#### [INSTRUCTIONS FOR THE TASK]
Below is a block of records; repeat each one exactly.

>> begin MATERIAL

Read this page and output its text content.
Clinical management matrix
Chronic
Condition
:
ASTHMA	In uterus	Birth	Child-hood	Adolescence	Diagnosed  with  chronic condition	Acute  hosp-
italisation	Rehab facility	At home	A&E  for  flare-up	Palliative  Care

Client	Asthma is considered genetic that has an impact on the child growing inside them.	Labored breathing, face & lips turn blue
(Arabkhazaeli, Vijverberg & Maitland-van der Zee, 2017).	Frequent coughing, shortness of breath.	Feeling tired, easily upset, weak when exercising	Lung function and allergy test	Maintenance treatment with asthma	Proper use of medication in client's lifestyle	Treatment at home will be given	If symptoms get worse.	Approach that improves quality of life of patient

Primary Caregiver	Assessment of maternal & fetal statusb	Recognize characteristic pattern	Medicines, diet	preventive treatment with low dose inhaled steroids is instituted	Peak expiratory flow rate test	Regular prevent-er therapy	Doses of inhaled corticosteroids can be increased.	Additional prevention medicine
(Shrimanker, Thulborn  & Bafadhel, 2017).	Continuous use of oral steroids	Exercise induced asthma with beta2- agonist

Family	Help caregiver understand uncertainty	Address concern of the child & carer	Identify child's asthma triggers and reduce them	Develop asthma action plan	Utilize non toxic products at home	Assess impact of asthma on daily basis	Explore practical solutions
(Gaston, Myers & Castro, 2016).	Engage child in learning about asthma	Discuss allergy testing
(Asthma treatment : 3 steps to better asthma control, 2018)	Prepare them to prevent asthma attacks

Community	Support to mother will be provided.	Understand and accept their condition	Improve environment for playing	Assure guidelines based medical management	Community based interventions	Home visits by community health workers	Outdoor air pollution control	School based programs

>> end MATERIAL

#### [FINISHED ANSWER]
Read this page and output its text content.
Clinical management matrix
Chronic
Condition
:
ASTHMA	In uterus	Birth	Child-hood	Adolescence	Diagnosed  with  chronic condition	Acute  hosp-
italisation	Rehab facility	At home	A&E  for  flare-up	Palliative  Care

Client	Asthma is considered genetic that has an impact on the child growing inside them.	Labored breathing, face & lips turn blue
(Arabkhazaeli, Vijverberg & Maitland-van der Zee, 2017).	Frequent coughing, shortness of breath.	Feeling tired, easily upset, weak when exercising	Lung function and allergy test	Maintenance treatment with asthma	Proper use of medication in client's lifestyle	Treatment at home will be given	If symptoms get worse.	Approach that improves quality of life of patient

Primary Caregiver	Assessment of maternal & fetal statusb	Recognize characteristic pattern	Medicines, diet	preventive treatment with low dose inhaled steroids is instituted	Peak expiratory flow rate test	Regular prevent-er therapy	Doses of inhaled corticosteroids can be increased.	Additional prevention medicine
(Shrimanker, Thulborn  & Bafadhel, 2017).	Continuous use of oral steroids	Exercise induced asthma with beta2- agonist

Family	Help caregiver understand uncertainty	Address concern of the child & carer	Identify child's asthma triggers and reduce them	Develop asthma action plan	Utilize non toxic products at home	Assess impact of asthma on daily basis	Explore practical solutions
(Gaston, Myers & Castro, 2016).	Engage child in learning about asthma	Discuss allergy testing
(Asthma treatment : 3 steps to better asthma control, 2018)	Prepare them to prevent asthma attacks

Community	Support to mother will be provided.	Understand and accept their condition	Improve environment for playing	Assure guidelines based medical management	Community based interventions	Home visits by community health workers	Outdoor air pollution control	School based programs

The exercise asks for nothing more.